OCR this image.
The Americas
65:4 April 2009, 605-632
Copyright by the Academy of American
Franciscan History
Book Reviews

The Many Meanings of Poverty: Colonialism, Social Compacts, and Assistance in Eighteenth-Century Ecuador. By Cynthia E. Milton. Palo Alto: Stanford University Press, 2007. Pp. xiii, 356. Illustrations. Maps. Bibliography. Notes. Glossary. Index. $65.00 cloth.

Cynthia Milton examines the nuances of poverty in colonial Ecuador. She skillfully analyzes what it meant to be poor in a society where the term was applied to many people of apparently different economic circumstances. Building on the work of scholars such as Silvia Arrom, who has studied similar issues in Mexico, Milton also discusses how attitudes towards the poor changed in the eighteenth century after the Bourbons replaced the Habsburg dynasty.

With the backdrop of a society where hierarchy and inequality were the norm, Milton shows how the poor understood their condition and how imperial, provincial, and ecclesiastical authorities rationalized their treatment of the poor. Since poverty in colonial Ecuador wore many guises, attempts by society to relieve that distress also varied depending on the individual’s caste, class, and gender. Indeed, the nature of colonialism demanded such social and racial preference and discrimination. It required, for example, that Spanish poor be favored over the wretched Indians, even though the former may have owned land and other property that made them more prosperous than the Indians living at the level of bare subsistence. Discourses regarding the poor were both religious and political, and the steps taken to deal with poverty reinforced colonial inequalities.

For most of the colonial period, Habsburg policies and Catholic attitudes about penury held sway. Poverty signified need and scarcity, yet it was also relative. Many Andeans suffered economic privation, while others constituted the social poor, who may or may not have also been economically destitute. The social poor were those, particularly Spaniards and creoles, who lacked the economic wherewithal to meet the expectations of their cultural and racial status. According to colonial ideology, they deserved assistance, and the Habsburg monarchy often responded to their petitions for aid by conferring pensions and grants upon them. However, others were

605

════════════════

## TO DO
From the listing above, extract every line exactly as it stands.

## ANSWER TO THE PROBLEM
OCR this image.
The Americas
65:4 April 2009, 605-632
Copyright by the Academy of American
Franciscan History
Book Reviews

The Many Meanings of Poverty: Colonialism, Social Compacts, and Assistance in Eighteenth-Century Ecuador. By Cynthia E. Milton. Palo Alto: Stanford University Press, 2007. Pp. xiii, 356. Illustrations. Maps. Bibliography. Notes. Glossary. Index. $65.00 cloth.

Cynthia Milton examines the nuances of poverty in colonial Ecuador. She skillfully analyzes what it meant to be poor in a society where the term was applied to many people of apparently different economic circumstances. Building on the work of scholars such as Silvia Arrom, who has studied similar issues in Mexico, Milton also discusses how attitudes towards the poor changed in the eighteenth century after the Bourbons replaced the Habsburg dynasty.

With the backdrop of a society where hierarchy and inequality were the norm, Milton shows how the poor understood their condition and how imperial, provincial, and ecclesiastical authorities rationalized their treatment of the poor. Since poverty in colonial Ecuador wore many guises, attempts by society to relieve that distress also varied depending on the individual’s caste, class, and gender. Indeed, the nature of colonialism demanded such social and racial preference and discrimination. It required, for example, that Spanish poor be favored over the wretched Indians, even though the former may have owned land and other property that made them more prosperous than the Indians living at the level of bare subsistence. Discourses regarding the poor were both religious and political, and the steps taken to deal with poverty reinforced colonial inequalities.

For most of the colonial period, Habsburg policies and Catholic attitudes about penury held sway. Poverty signified need and scarcity, yet it was also relative. Many Andeans suffered economic privation, while others constituted the social poor, who may or may not have also been economically destitute. The social poor were those, particularly Spaniards and creoles, who lacked the economic wherewithal to meet the expectations of their cultural and racial status. According to colonial ideology, they deserved assistance, and the Habsburg monarchy often responded to their petitions for aid by conferring pensions and grants upon them. However, others were

605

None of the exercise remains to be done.